Layout entries
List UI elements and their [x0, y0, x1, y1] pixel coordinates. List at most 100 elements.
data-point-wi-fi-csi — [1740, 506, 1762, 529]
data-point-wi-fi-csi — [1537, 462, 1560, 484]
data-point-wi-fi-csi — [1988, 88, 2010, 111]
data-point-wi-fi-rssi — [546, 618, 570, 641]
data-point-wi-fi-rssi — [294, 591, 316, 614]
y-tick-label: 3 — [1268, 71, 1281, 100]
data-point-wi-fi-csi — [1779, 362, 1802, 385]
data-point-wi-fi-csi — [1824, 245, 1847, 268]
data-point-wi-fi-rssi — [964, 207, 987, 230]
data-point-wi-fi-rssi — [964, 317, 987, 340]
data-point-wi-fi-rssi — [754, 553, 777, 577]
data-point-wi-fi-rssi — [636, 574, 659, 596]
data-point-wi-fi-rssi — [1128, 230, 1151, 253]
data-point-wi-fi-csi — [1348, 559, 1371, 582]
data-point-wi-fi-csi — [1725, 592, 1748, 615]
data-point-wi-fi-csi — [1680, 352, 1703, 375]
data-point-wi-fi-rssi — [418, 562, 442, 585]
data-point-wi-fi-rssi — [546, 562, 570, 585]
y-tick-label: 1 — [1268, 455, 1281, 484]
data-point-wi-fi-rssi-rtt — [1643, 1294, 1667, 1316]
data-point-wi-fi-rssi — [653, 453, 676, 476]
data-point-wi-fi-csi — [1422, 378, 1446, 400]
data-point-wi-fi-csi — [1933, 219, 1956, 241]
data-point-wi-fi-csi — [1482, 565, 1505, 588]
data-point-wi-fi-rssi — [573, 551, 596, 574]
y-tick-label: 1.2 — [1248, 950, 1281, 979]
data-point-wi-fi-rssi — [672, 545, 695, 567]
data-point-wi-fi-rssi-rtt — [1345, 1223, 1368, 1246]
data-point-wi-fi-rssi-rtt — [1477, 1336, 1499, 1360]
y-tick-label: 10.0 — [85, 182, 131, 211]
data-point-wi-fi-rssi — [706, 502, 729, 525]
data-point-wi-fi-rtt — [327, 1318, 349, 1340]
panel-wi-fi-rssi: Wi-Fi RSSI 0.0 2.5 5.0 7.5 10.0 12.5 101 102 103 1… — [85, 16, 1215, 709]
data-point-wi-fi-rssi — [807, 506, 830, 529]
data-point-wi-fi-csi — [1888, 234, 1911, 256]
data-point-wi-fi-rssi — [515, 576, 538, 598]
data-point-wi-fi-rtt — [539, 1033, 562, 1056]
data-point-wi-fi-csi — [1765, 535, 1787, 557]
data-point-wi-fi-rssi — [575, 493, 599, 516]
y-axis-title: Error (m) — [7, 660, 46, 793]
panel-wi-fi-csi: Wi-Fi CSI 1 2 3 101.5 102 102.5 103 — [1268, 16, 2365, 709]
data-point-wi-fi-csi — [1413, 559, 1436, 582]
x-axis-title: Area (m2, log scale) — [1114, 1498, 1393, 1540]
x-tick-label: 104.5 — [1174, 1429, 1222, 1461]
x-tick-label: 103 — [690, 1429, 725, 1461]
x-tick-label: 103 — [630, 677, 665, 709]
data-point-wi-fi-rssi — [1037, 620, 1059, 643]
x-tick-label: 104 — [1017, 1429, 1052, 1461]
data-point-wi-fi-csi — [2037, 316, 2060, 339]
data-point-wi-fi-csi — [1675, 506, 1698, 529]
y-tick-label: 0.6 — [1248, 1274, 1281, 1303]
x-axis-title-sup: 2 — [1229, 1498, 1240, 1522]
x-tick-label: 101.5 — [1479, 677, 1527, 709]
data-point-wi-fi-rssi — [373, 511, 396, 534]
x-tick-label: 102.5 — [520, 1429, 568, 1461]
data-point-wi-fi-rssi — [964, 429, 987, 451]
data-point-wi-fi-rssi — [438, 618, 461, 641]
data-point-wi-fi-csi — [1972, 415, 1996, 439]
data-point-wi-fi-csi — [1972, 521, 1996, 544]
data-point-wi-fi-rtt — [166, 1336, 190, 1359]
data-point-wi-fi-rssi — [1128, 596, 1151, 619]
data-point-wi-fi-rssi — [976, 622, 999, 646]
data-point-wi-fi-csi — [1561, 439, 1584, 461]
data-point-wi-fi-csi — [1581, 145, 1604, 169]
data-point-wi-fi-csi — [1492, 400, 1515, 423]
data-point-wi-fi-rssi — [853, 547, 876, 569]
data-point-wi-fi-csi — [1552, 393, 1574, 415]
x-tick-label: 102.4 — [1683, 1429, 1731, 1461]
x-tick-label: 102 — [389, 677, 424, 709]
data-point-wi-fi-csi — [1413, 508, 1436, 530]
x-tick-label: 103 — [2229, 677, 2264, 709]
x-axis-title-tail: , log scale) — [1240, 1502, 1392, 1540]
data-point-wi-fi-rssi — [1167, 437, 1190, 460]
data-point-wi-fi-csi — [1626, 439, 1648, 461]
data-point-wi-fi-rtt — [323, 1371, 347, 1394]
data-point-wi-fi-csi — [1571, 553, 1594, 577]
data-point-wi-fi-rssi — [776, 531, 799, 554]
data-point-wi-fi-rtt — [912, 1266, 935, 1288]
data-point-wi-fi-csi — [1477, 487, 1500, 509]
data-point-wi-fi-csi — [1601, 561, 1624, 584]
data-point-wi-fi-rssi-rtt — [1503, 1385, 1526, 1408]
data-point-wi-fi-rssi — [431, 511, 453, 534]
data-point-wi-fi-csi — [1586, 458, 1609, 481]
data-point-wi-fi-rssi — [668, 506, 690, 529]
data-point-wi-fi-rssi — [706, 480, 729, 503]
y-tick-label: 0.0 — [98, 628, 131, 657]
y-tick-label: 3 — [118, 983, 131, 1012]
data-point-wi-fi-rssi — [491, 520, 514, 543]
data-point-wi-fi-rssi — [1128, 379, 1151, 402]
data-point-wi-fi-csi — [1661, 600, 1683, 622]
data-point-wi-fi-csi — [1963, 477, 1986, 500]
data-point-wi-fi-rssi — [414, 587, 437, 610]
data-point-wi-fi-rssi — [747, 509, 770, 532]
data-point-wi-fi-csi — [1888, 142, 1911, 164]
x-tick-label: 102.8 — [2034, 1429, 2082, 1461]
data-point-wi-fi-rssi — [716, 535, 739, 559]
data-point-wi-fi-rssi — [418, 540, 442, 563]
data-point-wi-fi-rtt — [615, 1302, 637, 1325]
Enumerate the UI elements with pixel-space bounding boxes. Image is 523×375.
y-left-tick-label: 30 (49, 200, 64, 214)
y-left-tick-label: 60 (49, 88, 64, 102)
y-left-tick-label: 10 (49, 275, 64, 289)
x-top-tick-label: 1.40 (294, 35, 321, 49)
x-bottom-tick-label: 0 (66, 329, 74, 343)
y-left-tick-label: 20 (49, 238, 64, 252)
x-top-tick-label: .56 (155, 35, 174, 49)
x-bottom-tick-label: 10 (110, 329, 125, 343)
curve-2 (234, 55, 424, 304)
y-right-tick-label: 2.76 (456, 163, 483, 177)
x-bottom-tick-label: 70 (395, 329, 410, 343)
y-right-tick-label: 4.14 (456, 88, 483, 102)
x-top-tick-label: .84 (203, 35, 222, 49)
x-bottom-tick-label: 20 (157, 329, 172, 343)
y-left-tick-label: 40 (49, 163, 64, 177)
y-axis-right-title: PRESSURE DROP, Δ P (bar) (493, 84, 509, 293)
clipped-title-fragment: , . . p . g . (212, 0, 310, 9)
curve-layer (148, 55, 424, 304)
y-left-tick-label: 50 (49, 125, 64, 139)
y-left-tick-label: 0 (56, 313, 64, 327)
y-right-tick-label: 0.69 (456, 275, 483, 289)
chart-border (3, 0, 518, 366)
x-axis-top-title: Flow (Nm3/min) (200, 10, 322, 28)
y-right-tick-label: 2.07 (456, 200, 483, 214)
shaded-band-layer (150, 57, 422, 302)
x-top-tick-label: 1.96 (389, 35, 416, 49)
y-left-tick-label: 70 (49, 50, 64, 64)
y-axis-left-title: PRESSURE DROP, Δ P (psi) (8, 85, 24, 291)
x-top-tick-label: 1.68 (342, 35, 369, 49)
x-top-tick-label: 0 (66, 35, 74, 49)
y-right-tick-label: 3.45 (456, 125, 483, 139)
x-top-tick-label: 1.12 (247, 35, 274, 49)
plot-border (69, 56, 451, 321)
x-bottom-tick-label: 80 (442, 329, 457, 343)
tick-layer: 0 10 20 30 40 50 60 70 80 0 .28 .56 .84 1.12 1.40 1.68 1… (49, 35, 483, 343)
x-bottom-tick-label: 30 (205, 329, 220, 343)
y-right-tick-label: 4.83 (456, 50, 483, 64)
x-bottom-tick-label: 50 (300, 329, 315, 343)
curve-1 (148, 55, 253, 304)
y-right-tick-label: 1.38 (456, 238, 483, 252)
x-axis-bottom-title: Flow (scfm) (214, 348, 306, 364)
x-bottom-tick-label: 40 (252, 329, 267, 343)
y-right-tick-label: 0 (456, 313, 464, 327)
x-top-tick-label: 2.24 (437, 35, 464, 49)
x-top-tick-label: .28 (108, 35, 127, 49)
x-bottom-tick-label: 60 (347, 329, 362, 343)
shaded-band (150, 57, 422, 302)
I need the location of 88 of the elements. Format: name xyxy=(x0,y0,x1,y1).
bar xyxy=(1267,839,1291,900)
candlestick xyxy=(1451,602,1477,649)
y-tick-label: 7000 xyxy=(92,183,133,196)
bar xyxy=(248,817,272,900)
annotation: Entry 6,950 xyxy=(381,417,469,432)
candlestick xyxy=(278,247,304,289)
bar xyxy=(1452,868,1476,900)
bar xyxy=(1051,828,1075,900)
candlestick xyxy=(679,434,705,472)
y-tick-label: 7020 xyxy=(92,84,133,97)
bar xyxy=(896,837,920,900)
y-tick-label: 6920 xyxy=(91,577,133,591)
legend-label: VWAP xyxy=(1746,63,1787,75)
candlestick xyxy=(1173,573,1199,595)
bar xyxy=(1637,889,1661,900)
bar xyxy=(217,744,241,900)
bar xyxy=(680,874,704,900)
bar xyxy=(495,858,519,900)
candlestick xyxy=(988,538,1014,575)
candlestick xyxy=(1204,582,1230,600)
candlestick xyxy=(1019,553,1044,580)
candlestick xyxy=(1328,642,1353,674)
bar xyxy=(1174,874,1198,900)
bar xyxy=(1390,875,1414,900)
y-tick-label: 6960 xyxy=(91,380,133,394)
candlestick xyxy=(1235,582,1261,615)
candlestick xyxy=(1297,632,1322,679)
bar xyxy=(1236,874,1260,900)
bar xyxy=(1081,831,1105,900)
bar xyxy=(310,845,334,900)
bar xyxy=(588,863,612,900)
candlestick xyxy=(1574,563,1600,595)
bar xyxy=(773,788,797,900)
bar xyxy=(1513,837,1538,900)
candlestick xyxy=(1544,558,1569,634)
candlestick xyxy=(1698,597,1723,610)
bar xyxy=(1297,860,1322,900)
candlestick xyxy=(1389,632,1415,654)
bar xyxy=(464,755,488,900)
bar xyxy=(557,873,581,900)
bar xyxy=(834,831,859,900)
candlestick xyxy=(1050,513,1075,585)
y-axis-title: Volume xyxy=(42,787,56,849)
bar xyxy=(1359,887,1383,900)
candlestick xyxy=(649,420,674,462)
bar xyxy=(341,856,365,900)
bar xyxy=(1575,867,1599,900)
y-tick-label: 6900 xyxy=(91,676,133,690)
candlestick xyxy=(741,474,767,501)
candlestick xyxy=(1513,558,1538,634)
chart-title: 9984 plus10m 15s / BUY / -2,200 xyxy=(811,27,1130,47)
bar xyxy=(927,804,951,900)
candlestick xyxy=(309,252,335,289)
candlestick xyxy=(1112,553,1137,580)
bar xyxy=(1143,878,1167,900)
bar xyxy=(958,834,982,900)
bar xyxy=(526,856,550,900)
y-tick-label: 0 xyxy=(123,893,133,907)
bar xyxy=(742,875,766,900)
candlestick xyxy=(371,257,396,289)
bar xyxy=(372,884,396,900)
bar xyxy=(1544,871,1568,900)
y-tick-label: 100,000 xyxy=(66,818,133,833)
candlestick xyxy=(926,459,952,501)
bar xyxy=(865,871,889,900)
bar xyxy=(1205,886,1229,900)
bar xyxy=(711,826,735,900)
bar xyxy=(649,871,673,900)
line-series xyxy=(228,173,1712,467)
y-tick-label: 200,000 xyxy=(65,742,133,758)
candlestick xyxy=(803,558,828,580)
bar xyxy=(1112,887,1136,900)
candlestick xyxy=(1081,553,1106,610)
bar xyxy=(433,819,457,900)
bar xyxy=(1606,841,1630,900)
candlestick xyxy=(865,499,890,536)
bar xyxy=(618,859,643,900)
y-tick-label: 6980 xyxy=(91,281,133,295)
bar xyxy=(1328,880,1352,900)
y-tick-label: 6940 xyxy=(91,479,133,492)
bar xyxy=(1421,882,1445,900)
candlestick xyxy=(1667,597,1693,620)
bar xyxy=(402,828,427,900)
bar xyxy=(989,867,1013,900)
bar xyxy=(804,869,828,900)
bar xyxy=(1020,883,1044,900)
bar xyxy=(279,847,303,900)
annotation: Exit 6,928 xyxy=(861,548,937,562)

WRITTEN REQUEST.
Render the entries above, from the first line through the line containing "data-point-wi-fi-rssi — [636, 574, 659, 596]", as a JSON list of strings with one string per line. Leave out any blank lines.

WRITTEN RESPONSE.
[
  "List UI elements and their [x0, y0, x1, y1] pixel coordinates. List at most 100 elements.",
  "data-point-wi-fi-csi — [1740, 506, 1762, 529]",
  "data-point-wi-fi-csi — [1537, 462, 1560, 484]",
  "data-point-wi-fi-csi — [1988, 88, 2010, 111]",
  "data-point-wi-fi-rssi — [546, 618, 570, 641]",
  "data-point-wi-fi-rssi — [294, 591, 316, 614]",
  "y-tick-label: 3 — [1268, 71, 1281, 100]",
  "data-point-wi-fi-csi — [1779, 362, 1802, 385]",
  "data-point-wi-fi-csi — [1824, 245, 1847, 268]",
  "data-point-wi-fi-rssi — [964, 207, 987, 230]",
  "data-point-wi-fi-rssi — [964, 317, 987, 340]",
  "data-point-wi-fi-rssi — [754, 553, 777, 577]",
  "data-point-wi-fi-rssi — [636, 574, 659, 596]"
]